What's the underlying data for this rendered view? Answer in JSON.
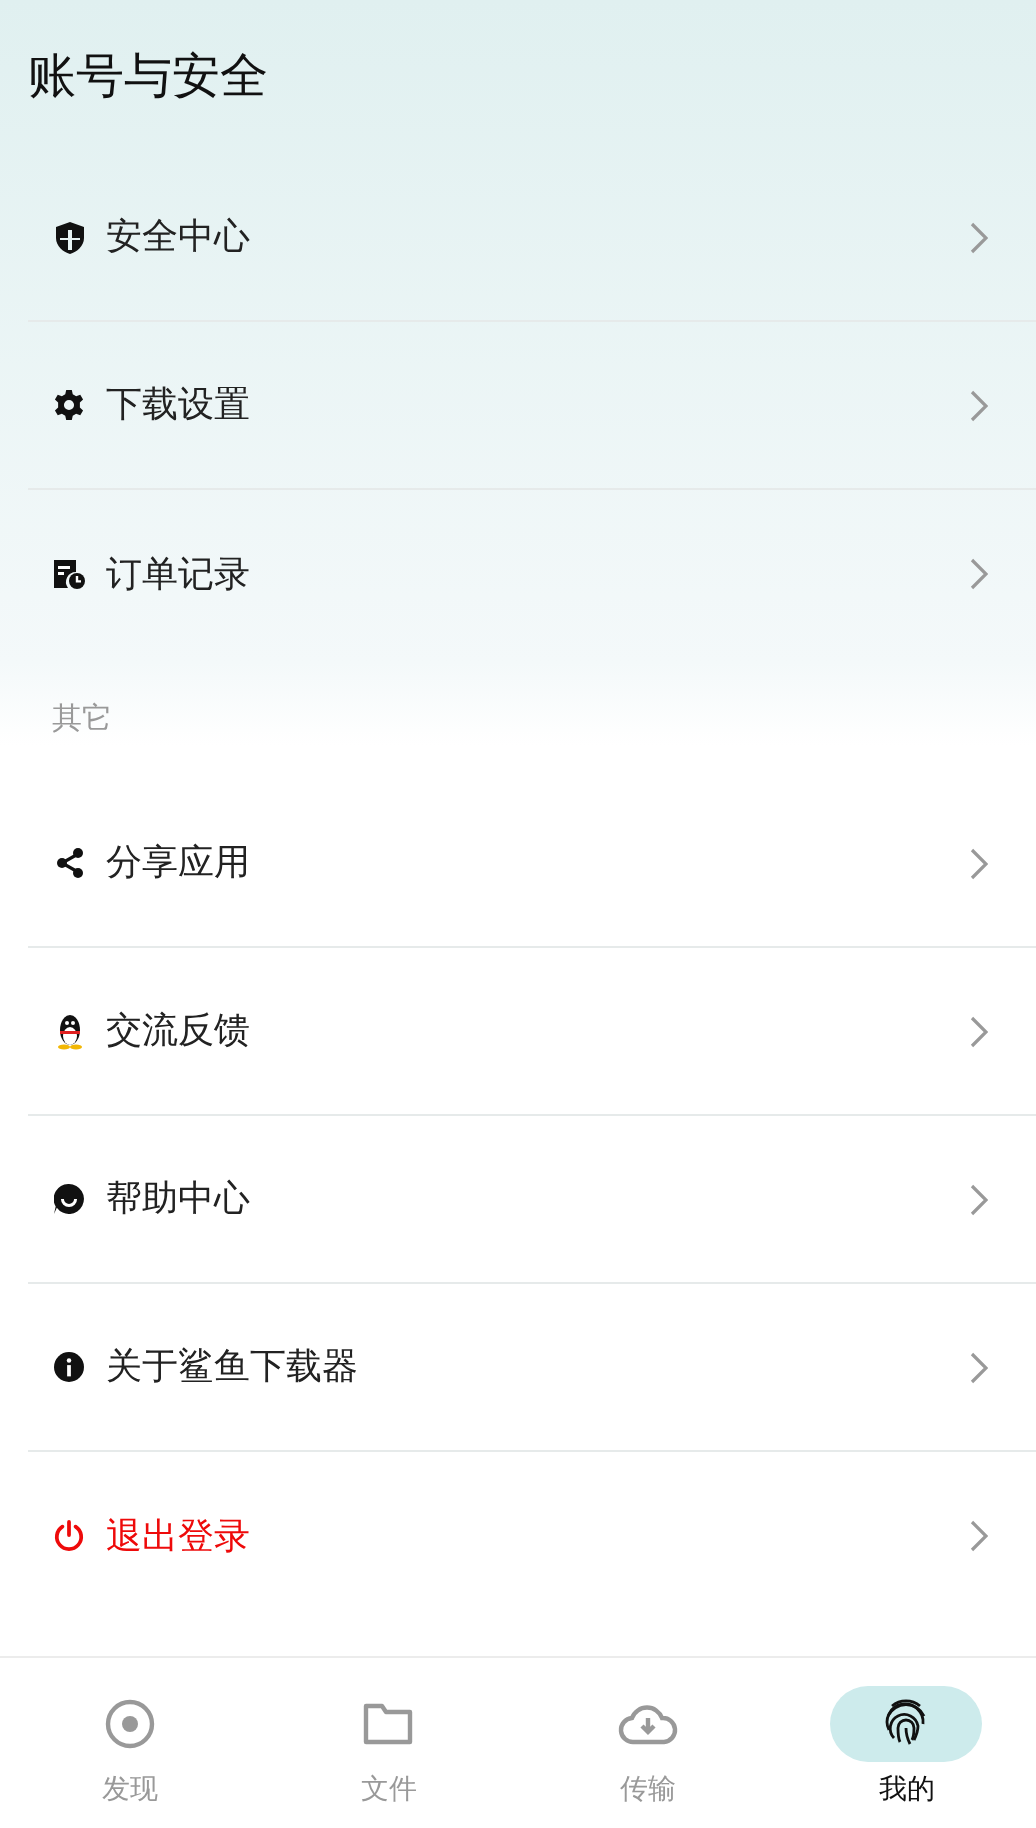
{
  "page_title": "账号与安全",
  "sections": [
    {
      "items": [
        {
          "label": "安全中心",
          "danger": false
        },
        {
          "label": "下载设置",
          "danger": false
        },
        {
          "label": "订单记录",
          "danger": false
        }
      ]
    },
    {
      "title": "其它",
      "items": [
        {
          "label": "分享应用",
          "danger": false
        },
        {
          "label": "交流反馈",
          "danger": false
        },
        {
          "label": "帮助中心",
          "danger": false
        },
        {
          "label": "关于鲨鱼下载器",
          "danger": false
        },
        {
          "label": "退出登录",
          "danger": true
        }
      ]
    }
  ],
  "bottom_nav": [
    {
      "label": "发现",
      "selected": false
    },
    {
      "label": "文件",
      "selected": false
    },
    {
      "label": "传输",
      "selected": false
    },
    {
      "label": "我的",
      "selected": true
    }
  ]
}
========
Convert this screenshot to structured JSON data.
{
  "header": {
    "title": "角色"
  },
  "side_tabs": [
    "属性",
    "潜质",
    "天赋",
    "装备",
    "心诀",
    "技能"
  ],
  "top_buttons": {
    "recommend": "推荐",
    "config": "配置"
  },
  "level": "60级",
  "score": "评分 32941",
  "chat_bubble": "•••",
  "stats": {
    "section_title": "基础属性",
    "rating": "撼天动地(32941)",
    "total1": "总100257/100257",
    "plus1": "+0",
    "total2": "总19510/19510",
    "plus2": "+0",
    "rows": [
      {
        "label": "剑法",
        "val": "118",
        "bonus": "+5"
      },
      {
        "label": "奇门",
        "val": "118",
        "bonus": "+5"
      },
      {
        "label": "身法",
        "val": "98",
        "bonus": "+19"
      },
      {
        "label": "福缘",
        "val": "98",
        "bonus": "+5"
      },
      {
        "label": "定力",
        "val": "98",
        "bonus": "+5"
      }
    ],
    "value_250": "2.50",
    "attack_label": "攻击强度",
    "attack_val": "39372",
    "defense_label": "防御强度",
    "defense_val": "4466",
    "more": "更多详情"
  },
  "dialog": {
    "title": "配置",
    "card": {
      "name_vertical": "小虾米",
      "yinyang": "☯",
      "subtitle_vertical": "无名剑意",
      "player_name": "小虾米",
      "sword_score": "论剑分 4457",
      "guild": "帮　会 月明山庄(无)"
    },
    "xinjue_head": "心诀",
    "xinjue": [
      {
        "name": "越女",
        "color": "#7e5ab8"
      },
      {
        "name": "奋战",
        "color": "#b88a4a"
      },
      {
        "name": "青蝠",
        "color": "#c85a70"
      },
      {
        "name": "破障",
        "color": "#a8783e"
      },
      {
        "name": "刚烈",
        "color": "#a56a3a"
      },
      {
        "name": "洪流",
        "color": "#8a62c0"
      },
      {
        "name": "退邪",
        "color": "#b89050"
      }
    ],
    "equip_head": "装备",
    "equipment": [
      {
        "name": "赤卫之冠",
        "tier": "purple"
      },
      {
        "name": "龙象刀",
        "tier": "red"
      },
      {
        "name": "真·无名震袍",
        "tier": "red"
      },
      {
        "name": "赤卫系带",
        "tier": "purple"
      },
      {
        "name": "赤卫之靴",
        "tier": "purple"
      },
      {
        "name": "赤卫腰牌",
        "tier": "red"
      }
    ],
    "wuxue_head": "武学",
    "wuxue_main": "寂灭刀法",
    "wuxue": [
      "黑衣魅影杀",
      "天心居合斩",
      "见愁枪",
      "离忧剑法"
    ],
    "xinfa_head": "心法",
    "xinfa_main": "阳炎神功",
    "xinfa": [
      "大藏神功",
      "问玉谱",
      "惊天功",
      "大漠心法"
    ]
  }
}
========
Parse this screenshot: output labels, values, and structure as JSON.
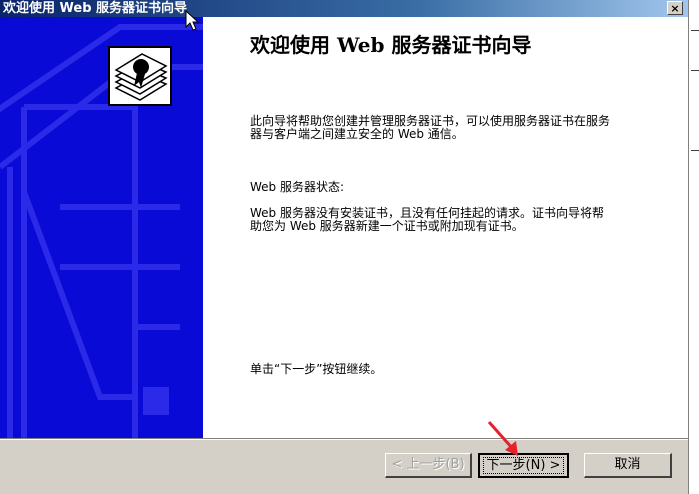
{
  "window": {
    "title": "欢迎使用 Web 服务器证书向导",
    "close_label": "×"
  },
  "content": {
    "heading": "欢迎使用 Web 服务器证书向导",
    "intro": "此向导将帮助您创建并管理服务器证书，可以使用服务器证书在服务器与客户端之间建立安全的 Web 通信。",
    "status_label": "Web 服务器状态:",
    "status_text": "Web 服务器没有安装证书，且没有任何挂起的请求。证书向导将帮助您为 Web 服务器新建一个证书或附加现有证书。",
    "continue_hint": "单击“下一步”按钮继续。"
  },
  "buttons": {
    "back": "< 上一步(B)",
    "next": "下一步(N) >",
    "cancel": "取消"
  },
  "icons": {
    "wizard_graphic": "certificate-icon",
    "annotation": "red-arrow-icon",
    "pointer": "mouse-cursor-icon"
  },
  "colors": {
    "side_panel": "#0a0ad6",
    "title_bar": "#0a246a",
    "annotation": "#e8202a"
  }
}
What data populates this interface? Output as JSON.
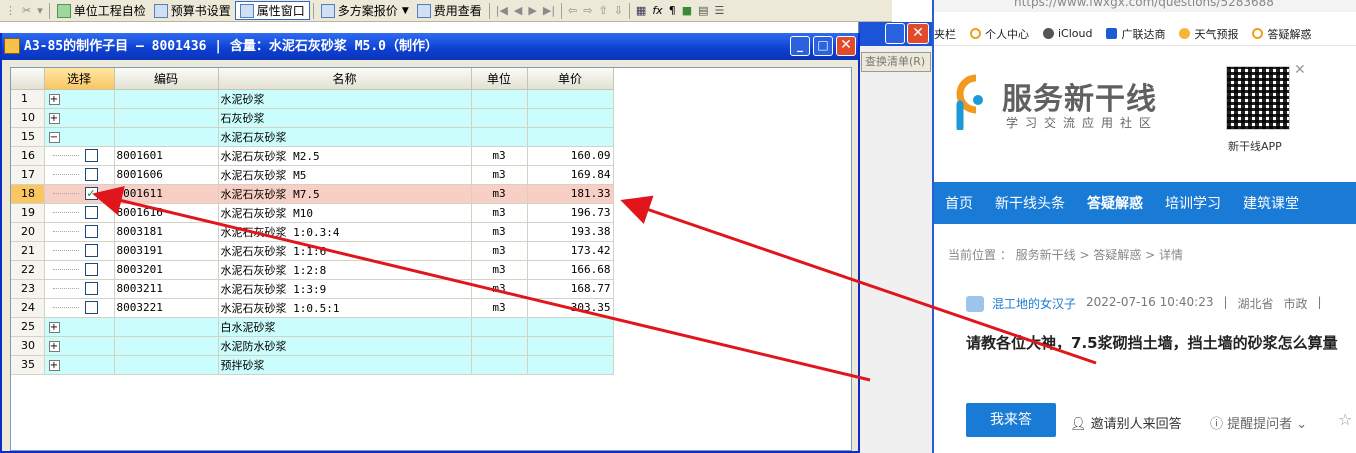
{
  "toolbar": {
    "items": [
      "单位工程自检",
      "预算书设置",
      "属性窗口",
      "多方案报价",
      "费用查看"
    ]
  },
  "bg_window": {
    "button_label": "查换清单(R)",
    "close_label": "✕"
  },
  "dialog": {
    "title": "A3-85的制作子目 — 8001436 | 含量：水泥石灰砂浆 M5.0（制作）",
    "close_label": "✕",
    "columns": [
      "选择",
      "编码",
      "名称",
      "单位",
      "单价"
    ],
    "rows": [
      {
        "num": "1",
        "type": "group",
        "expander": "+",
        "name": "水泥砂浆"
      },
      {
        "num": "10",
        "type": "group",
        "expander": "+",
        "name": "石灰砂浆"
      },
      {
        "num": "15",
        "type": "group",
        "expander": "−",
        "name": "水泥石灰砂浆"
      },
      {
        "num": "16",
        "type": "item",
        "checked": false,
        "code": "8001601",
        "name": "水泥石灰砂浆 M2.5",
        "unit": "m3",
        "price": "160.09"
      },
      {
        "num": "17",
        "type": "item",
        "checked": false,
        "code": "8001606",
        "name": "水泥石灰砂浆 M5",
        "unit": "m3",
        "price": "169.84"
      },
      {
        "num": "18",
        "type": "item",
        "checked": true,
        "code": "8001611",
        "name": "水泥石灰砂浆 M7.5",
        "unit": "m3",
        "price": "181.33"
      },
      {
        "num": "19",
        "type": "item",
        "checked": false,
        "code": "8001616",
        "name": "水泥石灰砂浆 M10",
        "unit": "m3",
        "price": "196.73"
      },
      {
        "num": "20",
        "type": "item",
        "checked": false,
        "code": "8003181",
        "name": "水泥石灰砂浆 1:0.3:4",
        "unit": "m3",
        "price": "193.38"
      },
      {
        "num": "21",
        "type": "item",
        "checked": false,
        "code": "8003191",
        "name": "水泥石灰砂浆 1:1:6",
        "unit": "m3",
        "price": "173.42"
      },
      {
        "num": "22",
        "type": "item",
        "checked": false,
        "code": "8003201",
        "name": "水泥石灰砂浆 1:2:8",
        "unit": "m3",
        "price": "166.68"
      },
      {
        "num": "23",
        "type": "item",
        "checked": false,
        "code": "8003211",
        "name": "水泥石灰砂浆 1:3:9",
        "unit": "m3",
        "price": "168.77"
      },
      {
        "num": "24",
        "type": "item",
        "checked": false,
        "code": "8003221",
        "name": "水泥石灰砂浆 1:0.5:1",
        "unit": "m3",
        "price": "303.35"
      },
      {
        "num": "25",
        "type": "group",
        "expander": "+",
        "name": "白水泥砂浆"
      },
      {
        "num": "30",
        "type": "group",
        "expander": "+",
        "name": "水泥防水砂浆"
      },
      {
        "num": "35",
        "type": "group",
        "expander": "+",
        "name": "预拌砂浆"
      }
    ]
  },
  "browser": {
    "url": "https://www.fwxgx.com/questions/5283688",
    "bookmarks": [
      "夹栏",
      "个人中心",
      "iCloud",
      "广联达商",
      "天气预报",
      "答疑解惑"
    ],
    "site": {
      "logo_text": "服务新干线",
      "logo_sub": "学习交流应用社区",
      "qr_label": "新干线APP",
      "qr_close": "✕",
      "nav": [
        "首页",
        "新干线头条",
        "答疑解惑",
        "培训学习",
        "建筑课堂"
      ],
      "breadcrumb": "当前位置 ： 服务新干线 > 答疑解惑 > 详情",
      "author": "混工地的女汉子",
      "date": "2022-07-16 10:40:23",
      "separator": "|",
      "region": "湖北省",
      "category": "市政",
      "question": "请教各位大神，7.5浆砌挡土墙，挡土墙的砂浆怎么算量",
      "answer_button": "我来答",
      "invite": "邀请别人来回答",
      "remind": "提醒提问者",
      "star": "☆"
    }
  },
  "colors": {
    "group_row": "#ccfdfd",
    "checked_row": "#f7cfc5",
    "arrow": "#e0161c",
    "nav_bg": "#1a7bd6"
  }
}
========
> **Work to be completed**: Filter the records above for lines containing the word "arrow", and copy those lines.

> **Solution for this exercise**:
    "annotation": "red-arrow-icon",
    "arrow": "#e0161c",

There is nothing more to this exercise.